→ Brief
In the copy, include every entry exactly but none of the pictures.

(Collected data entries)

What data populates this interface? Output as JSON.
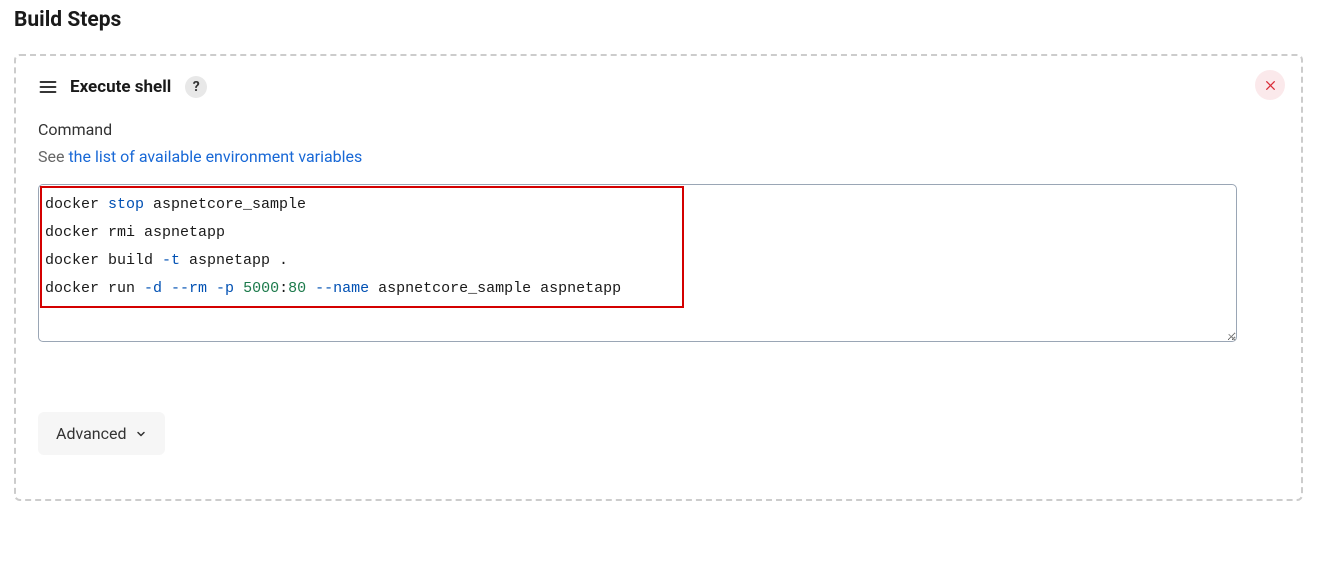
{
  "section_title": "Build Steps",
  "step": {
    "name": "Execute shell",
    "help_symbol": "?",
    "field_label": "Command",
    "help_prefix": "See ",
    "help_link_text": "the list of available environment variables",
    "lines": [
      {
        "parts": [
          {
            "t": "docker ",
            "c": "tok-cmd"
          },
          {
            "t": "stop ",
            "c": "tok-blue"
          },
          {
            "t": "aspnetcore_sample",
            "c": "tok-arg"
          }
        ]
      },
      {
        "parts": [
          {
            "t": "docker rmi aspnetapp",
            "c": "tok-cmd"
          }
        ]
      },
      {
        "parts": [
          {
            "t": "docker build ",
            "c": "tok-cmd"
          },
          {
            "t": "-t ",
            "c": "tok-flag"
          },
          {
            "t": "aspnetapp .",
            "c": "tok-arg"
          }
        ]
      },
      {
        "parts": [
          {
            "t": "docker run ",
            "c": "tok-cmd"
          },
          {
            "t": "-d --rm -p ",
            "c": "tok-flag"
          },
          {
            "t": "5000",
            "c": "tok-num"
          },
          {
            "t": ":",
            "c": "tok-cmd"
          },
          {
            "t": "80",
            "c": "tok-num"
          },
          {
            "t": " --name ",
            "c": "tok-flag"
          },
          {
            "t": "aspnetcore_sample aspnetapp",
            "c": "tok-arg"
          }
        ]
      }
    ],
    "advanced_label": "Advanced"
  }
}
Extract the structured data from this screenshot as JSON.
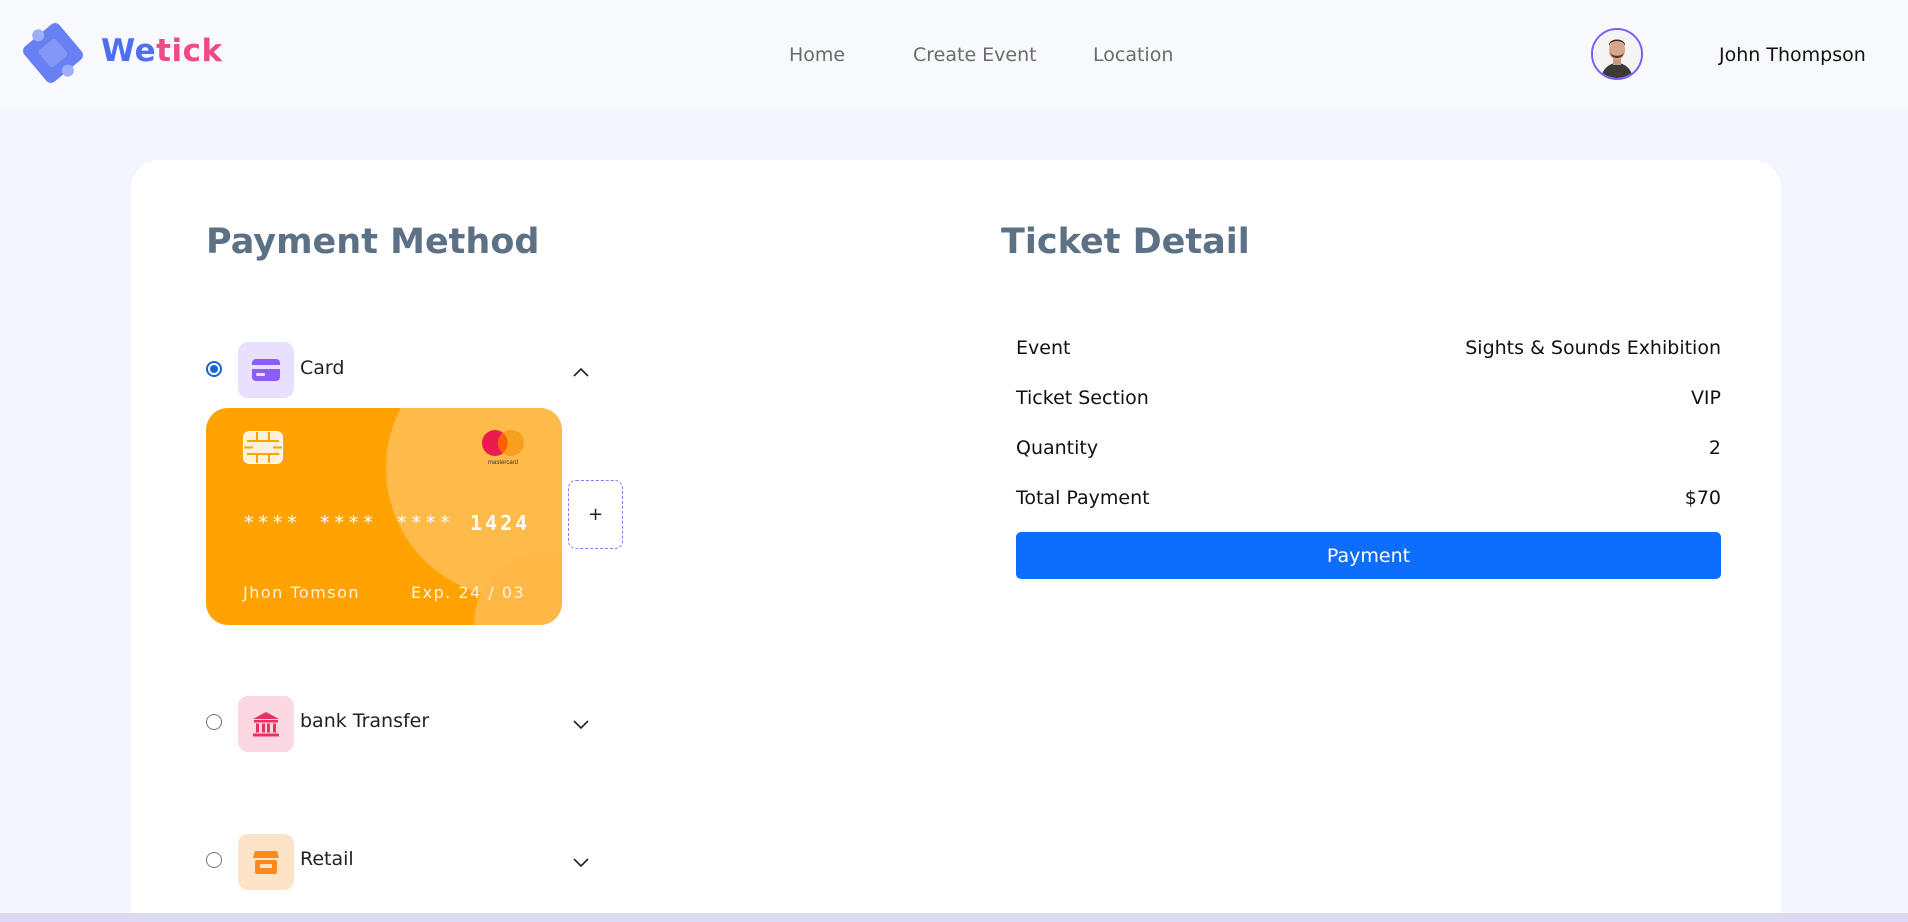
{
  "header": {
    "brand": {
      "part1": "We",
      "part2": "tick"
    },
    "nav": [
      {
        "label": "Home"
      },
      {
        "label": "Create Event"
      },
      {
        "label": "Location"
      }
    ],
    "user": {
      "name": "John Thompson"
    }
  },
  "payment": {
    "title": "Payment Method",
    "options": [
      {
        "label": "Card",
        "selected": true,
        "expanded": true,
        "icon": "credit-card-icon",
        "icon_bg": "#e9e0fd",
        "icon_color": "#8b5cf6"
      },
      {
        "label": "bank Transfer",
        "selected": false,
        "expanded": false,
        "icon": "bank-icon",
        "icon_bg": "#fcd9e2",
        "icon_color": "#ea2f61"
      },
      {
        "label": "Retail",
        "selected": false,
        "expanded": false,
        "icon": "store-icon",
        "icon_bg": "#fde3c8",
        "icon_color": "#fb8a1a"
      }
    ],
    "card": {
      "groups": [
        "****",
        "****",
        "****"
      ],
      "last4": "1424",
      "holder": "Jhon Tomson",
      "expiry": "Exp. 24 / 03",
      "network": "mastercard",
      "color": "#ffa202"
    },
    "add_card_label": "+"
  },
  "ticket": {
    "title": "Ticket Detail",
    "rows": [
      {
        "label": "Event",
        "value": "Sights & Sounds Exhibition"
      },
      {
        "label": "Ticket Section",
        "value": "VIP"
      },
      {
        "label": "Quantity",
        "value": "2"
      },
      {
        "label": "Total Payment",
        "value": "$70"
      }
    ],
    "button_label": "Payment",
    "button_color": "#0d6efd"
  }
}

→ Output of the exercise
What data populates this interface? Output as JSON.
{
  "section_title": "Build Steps",
  "step": {
    "name": "Execute shell",
    "help_symbol": "?",
    "field_label": "Command",
    "help_prefix": "See ",
    "help_link_text": "the list of available environment variables",
    "lines": [
      {
        "parts": [
          {
            "t": "docker ",
            "c": "tok-cmd"
          },
          {
            "t": "stop ",
            "c": "tok-blue"
          },
          {
            "t": "aspnetcore_sample",
            "c": "tok-arg"
          }
        ]
      },
      {
        "parts": [
          {
            "t": "docker rmi aspnetapp",
            "c": "tok-cmd"
          }
        ]
      },
      {
        "parts": [
          {
            "t": "docker build ",
            "c": "tok-cmd"
          },
          {
            "t": "-t ",
            "c": "tok-flag"
          },
          {
            "t": "aspnetapp .",
            "c": "tok-arg"
          }
        ]
      },
      {
        "parts": [
          {
            "t": "docker run ",
            "c": "tok-cmd"
          },
          {
            "t": "-d --rm -p ",
            "c": "tok-flag"
          },
          {
            "t": "5000",
            "c": "tok-num"
          },
          {
            "t": ":",
            "c": "tok-cmd"
          },
          {
            "t": "80",
            "c": "tok-num"
          },
          {
            "t": " --name ",
            "c": "tok-flag"
          },
          {
            "t": "aspnetcore_sample aspnetapp",
            "c": "tok-arg"
          }
        ]
      }
    ],
    "advanced_label": "Advanced"
  }
}
Extract the structured data from this screenshot as JSON.
{
  "header": {
    "brand": {
      "part1": "We",
      "part2": "tick"
    },
    "nav": [
      {
        "label": "Home"
      },
      {
        "label": "Create Event"
      },
      {
        "label": "Location"
      }
    ],
    "user": {
      "name": "John Thompson"
    }
  },
  "payment": {
    "title": "Payment Method",
    "options": [
      {
        "label": "Card",
        "selected": true,
        "expanded": true,
        "icon": "credit-card-icon",
        "icon_bg": "#e9e0fd",
        "icon_color": "#8b5cf6"
      },
      {
        "label": "bank Transfer",
        "selected": false,
        "expanded": false,
        "icon": "bank-icon",
        "icon_bg": "#fcd9e2",
        "icon_color": "#ea2f61"
      },
      {
        "label": "Retail",
        "selected": false,
        "expanded": false,
        "icon": "store-icon",
        "icon_bg": "#fde3c8",
        "icon_color": "#fb8a1a"
      }
    ],
    "card": {
      "groups": [
        "****",
        "****",
        "****"
      ],
      "last4": "1424",
      "holder": "Jhon Tomson",
      "expiry": "Exp. 24 / 03",
      "network": "mastercard",
      "color": "#ffa202"
    },
    "add_card_label": "+"
  },
  "ticket": {
    "title": "Ticket Detail",
    "rows": [
      {
        "label": "Event",
        "value": "Sights & Sounds Exhibition"
      },
      {
        "label": "Ticket Section",
        "value": "VIP"
      },
      {
        "label": "Quantity",
        "value": "2"
      },
      {
        "label": "Total Payment",
        "value": "$70"
      }
    ],
    "button_label": "Payment",
    "button_color": "#0d6efd"
  }
}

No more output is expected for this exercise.